### TASK BRIEF
Every entry must be transcribed exactly. Pictures are not part of the copy.

START GIVEN DATA

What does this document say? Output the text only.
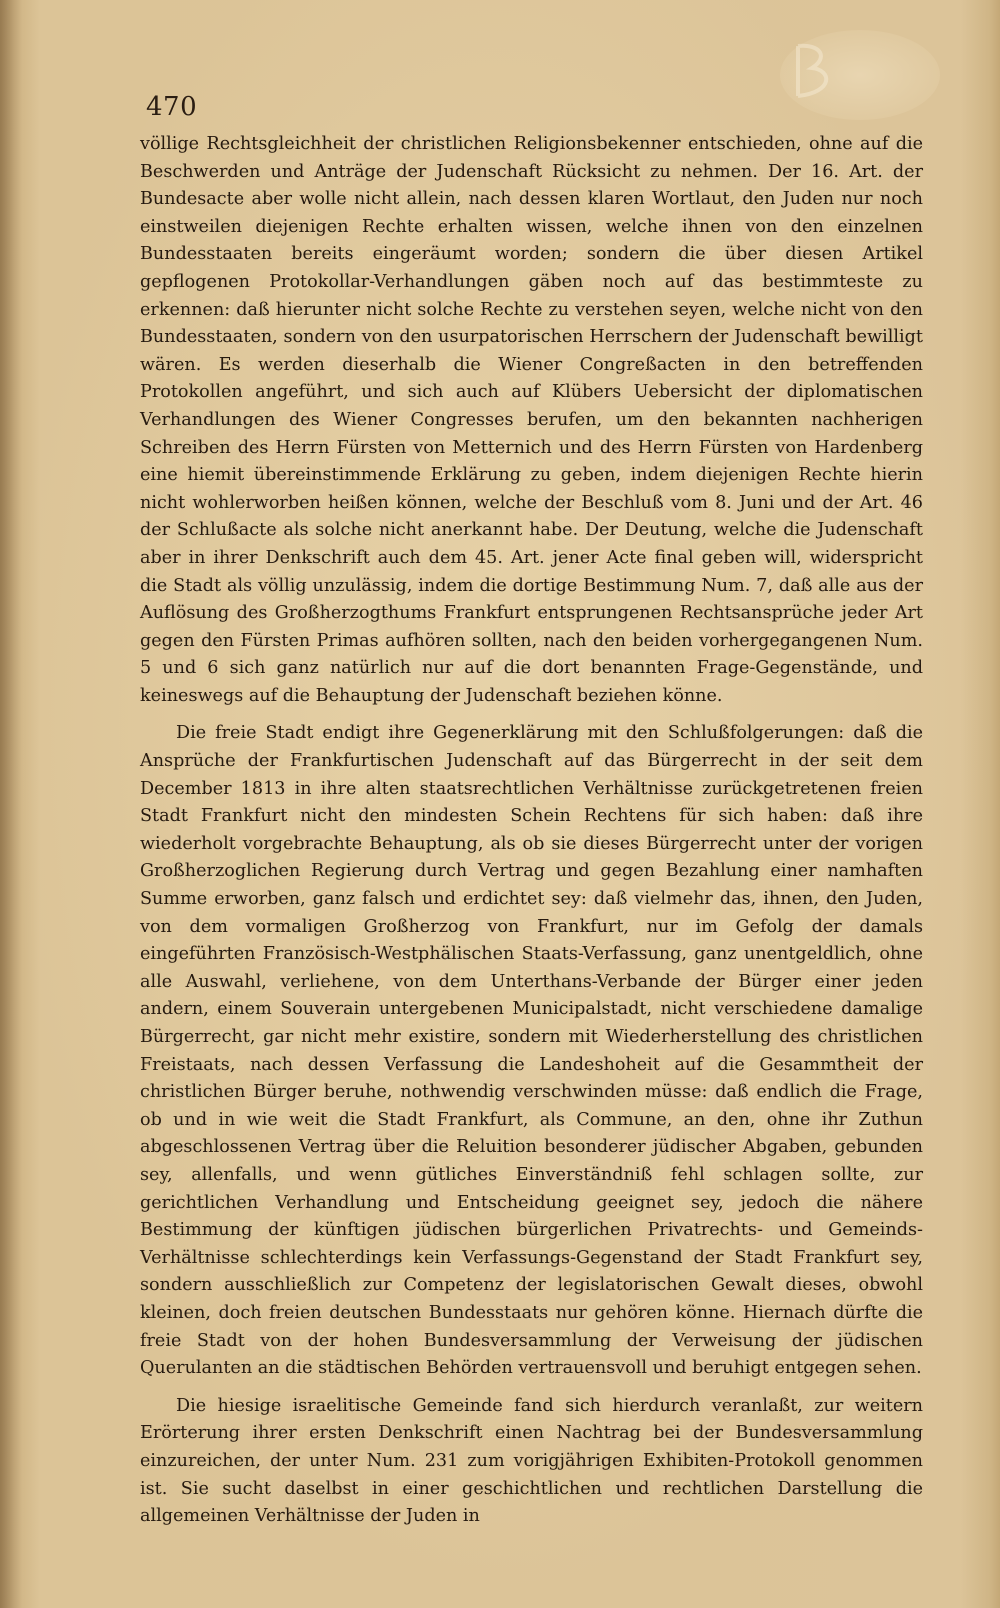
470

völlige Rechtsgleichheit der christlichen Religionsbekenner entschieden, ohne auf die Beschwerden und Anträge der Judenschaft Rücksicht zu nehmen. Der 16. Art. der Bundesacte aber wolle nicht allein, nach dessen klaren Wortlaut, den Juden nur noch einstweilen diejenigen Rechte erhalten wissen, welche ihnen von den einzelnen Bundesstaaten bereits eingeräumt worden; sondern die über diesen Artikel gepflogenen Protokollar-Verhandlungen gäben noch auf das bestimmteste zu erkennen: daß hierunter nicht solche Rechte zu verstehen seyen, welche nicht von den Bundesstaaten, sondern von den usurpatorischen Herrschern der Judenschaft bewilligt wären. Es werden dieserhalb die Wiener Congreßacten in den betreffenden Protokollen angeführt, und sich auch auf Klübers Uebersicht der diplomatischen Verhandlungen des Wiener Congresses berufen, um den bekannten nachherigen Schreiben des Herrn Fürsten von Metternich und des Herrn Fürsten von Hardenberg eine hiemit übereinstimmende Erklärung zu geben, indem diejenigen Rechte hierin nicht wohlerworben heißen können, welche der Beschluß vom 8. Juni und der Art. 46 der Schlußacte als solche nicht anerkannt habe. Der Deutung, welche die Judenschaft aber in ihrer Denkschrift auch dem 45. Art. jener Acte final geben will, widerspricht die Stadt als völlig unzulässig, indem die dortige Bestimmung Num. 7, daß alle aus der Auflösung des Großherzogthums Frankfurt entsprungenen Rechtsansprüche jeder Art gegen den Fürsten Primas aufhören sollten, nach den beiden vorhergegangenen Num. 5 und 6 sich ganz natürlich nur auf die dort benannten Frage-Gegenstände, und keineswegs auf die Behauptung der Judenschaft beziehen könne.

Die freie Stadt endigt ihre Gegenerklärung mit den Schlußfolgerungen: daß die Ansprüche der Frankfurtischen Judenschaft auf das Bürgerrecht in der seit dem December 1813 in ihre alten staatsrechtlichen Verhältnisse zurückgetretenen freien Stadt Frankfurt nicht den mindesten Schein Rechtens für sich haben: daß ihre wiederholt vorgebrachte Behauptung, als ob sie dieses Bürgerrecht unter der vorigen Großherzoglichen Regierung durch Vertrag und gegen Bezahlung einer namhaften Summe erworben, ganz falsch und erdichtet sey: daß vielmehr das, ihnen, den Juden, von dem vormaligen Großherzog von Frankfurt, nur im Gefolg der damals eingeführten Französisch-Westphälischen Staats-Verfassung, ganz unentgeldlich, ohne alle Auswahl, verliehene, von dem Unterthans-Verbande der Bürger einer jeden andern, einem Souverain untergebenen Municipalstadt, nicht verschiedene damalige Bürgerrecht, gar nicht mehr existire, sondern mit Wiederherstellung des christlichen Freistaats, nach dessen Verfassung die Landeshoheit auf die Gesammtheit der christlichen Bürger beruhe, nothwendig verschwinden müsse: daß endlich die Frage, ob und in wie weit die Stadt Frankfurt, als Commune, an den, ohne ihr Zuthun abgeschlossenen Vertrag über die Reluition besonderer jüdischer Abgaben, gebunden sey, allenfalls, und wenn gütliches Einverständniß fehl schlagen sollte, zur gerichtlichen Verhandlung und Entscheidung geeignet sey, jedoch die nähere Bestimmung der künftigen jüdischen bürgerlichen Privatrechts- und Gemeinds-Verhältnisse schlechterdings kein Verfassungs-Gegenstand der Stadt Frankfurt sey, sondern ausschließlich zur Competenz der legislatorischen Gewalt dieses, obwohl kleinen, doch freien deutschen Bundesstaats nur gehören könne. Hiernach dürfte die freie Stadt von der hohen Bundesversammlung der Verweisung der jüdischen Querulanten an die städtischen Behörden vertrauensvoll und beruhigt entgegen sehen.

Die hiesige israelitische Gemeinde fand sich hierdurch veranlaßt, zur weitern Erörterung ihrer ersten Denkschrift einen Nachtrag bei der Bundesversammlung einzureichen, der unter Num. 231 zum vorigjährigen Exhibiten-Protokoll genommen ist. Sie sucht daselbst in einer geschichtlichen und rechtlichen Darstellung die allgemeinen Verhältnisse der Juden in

END GIVEN DATA

### ANSWER TO THIS EXERCISE
What does this document say? Output the text only.
470

völlige Rechtsgleichheit der christlichen Religionsbekenner entschieden, ohne auf die Beschwerden und Anträge der Judenschaft Rücksicht zu nehmen. Der 16. Art. der Bundesacte aber wolle nicht allein, nach dessen klaren Wortlaut, den Juden nur noch einstweilen diejenigen Rechte erhalten wissen, welche ihnen von den einzelnen Bundesstaaten bereits eingeräumt worden; sondern die über diesen Artikel gepflogenen Protokollar-Verhandlungen gäben noch auf das bestimmteste zu erkennen: daß hierunter nicht solche Rechte zu verstehen seyen, welche nicht von den Bundesstaaten, sondern von den usurpatorischen Herrschern der Judenschaft bewilligt wären. Es werden dieserhalb die Wiener Congreßacten in den betreffenden Protokollen angeführt, und sich auch auf Klübers Uebersicht der diplomatischen Verhandlungen des Wiener Congresses berufen, um den bekannten nachherigen Schreiben des Herrn Fürsten von Metternich und des Herrn Fürsten von Hardenberg eine hiemit übereinstimmende Erklärung zu geben, indem diejenigen Rechte hierin nicht wohlerworben heißen können, welche der Beschluß vom 8. Juni und der Art. 46 der Schlußacte als solche nicht anerkannt habe. Der Deutung, welche die Judenschaft aber in ihrer Denkschrift auch dem 45. Art. jener Acte final geben will, widerspricht die Stadt als völlig unzulässig, indem die dortige Bestimmung Num. 7, daß alle aus der Auflösung des Großherzogthums Frankfurt entsprungenen Rechtsansprüche jeder Art gegen den Fürsten Primas aufhören sollten, nach den beiden vorhergegangenen Num. 5 und 6 sich ganz natürlich nur auf die dort benannten Frage-Gegenstände, und keineswegs auf die Behauptung der Judenschaft beziehen könne.

Die freie Stadt endigt ihre Gegenerklärung mit den Schlußfolgerungen: daß die Ansprüche der Frankfurtischen Judenschaft auf das Bürgerrecht in der seit dem December 1813 in ihre alten staatsrechtlichen Verhältnisse zurückgetretenen freien Stadt Frankfurt nicht den mindesten Schein Rechtens für sich haben: daß ihre wiederholt vorgebrachte Behauptung, als ob sie dieses Bürgerrecht unter der vorigen Großherzoglichen Regierung durch Vertrag und gegen Bezahlung einer namhaften Summe erworben, ganz falsch und erdichtet sey: daß vielmehr das, ihnen, den Juden, von dem vormaligen Großherzog von Frankfurt, nur im Gefolg der damals eingeführten Französisch-Westphälischen Staats-Verfassung, ganz unentgeldlich, ohne alle Auswahl, verliehene, von dem Unterthans-Verbande der Bürger einer jeden andern, einem Souverain untergebenen Municipalstadt, nicht verschiedene damalige Bürgerrecht, gar nicht mehr existire, sondern mit Wiederherstellung des christlichen Freistaats, nach dessen Verfassung die Landeshoheit auf die Gesammtheit der christlichen Bürger beruhe, nothwendig verschwinden müsse: daß endlich die Frage, ob und in wie weit die Stadt Frankfurt, als Commune, an den, ohne ihr Zuthun abgeschlossenen Vertrag über die Reluition besonderer jüdischer Abgaben, gebunden sey, allenfalls, und wenn gütliches Einverständniß fehl schlagen sollte, zur gerichtlichen Verhandlung und Entscheidung geeignet sey, jedoch die nähere Bestimmung der künftigen jüdischen bürgerlichen Privatrechts- und Gemeinds-Verhältnisse schlechterdings kein Verfassungs-Gegenstand der Stadt Frankfurt sey, sondern ausschließlich zur Competenz der legislatorischen Gewalt dieses, obwohl kleinen, doch freien deutschen Bundesstaats nur gehören könne. Hiernach dürfte die freie Stadt von der hohen Bundesversammlung der Verweisung der jüdischen Querulanten an die städtischen Behörden vertrauensvoll und beruhigt entgegen sehen.

Die hiesige israelitische Gemeinde fand sich hierdurch veranlaßt, zur weitern Erörterung ihrer ersten Denkschrift einen Nachtrag bei der Bundesversammlung einzureichen, der unter Num. 231 zum vorigjährigen Exhibiten-Protokoll genommen ist. Sie sucht daselbst in einer geschichtlichen und rechtlichen Darstellung die allgemeinen Verhältnisse der Juden in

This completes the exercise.